WORK TO BE COMPLETED:
What number of lines hold the word "JSON"? State that number and nothing besides.

-- start of DATA SECTION --

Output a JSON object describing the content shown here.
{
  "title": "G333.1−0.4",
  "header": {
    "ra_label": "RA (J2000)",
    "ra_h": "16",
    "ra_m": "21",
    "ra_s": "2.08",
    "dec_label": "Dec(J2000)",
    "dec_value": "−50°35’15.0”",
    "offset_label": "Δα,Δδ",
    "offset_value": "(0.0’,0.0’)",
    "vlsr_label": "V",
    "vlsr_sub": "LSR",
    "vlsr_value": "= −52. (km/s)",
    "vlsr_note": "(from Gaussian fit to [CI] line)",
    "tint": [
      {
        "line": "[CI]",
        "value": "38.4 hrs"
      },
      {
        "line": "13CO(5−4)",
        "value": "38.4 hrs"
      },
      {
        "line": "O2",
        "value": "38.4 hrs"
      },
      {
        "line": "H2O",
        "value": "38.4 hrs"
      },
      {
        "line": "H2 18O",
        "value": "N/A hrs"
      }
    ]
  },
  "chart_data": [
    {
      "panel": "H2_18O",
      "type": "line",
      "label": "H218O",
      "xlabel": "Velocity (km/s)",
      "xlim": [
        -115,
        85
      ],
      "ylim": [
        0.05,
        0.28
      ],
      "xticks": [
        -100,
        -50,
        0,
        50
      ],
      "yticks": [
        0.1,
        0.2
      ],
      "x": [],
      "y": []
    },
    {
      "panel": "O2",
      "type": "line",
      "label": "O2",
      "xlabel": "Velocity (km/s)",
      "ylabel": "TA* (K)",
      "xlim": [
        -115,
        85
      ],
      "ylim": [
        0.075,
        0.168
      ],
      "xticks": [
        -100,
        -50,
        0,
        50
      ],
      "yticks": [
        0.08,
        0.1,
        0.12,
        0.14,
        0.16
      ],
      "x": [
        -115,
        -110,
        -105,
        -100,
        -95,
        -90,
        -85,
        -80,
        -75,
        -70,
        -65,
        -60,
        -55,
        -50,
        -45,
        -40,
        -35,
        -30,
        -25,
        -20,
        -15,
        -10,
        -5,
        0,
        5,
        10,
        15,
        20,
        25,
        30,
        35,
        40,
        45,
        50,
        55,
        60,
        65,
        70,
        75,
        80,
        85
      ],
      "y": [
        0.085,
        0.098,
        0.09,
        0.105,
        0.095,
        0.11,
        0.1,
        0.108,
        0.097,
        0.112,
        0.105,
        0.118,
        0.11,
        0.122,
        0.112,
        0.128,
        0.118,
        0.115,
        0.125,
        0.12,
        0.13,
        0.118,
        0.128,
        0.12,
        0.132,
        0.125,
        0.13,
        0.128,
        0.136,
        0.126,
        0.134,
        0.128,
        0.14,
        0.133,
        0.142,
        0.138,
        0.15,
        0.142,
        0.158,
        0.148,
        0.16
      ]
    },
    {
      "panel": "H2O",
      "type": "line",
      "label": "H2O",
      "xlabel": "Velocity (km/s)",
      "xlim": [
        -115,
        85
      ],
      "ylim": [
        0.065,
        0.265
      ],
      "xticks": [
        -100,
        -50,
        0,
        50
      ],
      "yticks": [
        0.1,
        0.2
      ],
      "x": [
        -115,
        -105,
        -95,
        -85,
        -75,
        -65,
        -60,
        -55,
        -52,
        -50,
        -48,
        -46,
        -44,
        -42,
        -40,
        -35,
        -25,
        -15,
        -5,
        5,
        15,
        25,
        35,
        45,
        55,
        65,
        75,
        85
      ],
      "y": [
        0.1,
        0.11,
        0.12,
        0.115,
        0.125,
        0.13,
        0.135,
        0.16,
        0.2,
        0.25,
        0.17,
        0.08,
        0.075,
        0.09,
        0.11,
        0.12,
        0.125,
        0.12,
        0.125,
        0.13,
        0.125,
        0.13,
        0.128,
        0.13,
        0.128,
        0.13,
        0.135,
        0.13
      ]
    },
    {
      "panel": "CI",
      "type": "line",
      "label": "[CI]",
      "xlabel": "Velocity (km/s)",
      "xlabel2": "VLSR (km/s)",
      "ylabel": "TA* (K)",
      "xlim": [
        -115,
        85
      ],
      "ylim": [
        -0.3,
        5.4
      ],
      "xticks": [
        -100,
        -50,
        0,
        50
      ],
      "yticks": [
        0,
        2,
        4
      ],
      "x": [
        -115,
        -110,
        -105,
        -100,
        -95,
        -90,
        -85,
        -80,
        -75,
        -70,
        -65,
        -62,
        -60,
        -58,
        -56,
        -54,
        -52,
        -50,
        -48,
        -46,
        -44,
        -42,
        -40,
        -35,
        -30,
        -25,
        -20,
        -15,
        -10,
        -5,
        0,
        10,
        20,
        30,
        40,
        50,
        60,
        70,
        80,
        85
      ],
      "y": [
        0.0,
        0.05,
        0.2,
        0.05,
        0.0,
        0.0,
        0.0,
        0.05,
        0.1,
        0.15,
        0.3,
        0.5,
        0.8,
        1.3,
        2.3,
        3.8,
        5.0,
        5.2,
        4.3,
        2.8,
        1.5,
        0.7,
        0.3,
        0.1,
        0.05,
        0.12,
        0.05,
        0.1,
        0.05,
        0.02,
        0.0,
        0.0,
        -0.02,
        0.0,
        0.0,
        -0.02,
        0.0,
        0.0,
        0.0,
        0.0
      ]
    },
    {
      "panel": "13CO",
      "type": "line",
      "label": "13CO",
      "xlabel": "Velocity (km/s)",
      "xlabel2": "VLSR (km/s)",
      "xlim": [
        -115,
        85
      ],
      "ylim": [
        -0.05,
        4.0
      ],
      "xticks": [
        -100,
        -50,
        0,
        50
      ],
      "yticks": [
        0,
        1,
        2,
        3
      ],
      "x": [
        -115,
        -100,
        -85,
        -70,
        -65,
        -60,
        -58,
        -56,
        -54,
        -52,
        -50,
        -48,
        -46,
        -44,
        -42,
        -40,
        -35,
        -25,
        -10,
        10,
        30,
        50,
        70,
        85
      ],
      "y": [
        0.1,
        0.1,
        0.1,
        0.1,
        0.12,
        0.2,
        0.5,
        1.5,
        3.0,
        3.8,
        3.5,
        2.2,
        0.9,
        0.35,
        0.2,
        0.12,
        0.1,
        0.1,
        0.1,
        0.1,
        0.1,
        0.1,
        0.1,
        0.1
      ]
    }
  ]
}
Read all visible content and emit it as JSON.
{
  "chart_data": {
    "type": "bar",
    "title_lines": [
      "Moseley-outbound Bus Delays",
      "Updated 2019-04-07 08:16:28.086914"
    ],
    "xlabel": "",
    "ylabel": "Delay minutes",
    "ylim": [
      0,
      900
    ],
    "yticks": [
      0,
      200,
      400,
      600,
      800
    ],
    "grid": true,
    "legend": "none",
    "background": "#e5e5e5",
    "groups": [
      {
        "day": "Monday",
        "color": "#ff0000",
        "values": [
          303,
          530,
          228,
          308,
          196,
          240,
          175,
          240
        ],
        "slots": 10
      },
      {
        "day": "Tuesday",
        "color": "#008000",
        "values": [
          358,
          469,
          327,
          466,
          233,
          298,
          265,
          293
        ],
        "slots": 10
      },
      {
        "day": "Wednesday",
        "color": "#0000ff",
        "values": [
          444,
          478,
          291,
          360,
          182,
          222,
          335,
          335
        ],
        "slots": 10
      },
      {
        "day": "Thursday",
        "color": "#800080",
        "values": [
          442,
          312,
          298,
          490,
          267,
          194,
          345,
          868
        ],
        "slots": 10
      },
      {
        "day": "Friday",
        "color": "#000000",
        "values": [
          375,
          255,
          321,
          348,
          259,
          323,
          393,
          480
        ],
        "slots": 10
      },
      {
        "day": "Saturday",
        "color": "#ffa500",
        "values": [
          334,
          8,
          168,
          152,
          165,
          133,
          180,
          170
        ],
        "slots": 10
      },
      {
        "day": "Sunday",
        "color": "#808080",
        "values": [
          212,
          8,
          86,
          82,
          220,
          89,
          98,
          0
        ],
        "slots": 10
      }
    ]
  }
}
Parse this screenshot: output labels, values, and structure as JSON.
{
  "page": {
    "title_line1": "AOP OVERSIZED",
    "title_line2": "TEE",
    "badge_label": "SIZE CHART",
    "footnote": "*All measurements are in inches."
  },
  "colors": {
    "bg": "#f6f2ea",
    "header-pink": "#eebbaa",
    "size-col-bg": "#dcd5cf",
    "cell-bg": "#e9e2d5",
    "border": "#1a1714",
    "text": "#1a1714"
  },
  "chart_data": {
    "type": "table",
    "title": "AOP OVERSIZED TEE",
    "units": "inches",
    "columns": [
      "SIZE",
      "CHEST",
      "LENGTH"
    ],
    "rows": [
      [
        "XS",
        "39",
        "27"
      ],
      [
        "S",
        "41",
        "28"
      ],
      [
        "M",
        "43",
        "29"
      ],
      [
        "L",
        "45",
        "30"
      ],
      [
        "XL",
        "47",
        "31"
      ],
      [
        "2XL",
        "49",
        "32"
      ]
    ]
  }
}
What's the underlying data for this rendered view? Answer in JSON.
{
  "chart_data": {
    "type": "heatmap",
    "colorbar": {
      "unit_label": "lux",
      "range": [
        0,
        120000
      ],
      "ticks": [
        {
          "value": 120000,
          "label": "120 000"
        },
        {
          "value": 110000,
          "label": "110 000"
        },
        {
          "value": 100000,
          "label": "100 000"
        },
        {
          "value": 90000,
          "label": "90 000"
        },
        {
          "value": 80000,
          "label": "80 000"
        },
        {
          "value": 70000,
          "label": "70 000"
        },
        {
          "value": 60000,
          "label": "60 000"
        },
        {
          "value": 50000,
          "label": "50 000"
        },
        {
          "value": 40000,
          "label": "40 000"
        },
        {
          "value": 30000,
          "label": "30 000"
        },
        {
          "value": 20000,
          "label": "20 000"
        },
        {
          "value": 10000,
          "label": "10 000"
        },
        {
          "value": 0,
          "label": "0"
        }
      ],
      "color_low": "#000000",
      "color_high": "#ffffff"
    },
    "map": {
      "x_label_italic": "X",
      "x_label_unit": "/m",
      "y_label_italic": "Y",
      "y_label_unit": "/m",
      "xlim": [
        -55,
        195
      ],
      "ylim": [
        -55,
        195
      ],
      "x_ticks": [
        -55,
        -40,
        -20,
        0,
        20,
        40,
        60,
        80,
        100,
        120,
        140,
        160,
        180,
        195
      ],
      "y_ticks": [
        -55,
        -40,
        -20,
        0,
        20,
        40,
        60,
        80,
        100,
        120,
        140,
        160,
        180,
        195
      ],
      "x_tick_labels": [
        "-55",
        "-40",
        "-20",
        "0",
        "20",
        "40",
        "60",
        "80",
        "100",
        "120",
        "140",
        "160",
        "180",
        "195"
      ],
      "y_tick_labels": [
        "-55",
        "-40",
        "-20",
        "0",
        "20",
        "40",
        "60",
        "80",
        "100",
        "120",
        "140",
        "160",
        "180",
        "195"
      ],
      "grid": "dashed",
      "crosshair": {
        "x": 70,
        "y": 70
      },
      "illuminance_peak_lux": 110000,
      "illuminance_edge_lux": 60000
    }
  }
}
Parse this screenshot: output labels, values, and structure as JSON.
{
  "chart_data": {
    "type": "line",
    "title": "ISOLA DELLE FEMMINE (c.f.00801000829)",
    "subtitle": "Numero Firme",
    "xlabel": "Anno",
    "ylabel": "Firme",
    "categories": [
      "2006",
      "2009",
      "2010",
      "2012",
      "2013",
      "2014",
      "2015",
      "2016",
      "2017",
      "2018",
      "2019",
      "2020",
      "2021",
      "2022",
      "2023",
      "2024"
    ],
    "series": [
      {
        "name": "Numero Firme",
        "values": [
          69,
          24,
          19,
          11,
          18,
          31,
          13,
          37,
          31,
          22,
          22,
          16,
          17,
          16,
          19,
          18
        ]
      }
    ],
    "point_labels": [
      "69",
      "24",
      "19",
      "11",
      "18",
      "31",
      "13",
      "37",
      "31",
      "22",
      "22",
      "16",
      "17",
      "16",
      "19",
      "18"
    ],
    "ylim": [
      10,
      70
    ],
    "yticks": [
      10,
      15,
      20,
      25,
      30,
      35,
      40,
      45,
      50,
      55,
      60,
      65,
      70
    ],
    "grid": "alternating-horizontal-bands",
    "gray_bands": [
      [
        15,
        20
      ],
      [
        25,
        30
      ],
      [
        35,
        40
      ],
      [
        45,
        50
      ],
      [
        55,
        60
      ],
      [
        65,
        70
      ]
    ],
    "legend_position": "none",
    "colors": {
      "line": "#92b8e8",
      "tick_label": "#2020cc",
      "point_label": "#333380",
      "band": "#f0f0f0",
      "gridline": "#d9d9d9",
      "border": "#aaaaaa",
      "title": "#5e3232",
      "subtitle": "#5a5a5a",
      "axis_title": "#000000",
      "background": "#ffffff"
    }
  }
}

-- end of DATA SECTION --

EXERCISE ANSWER:
5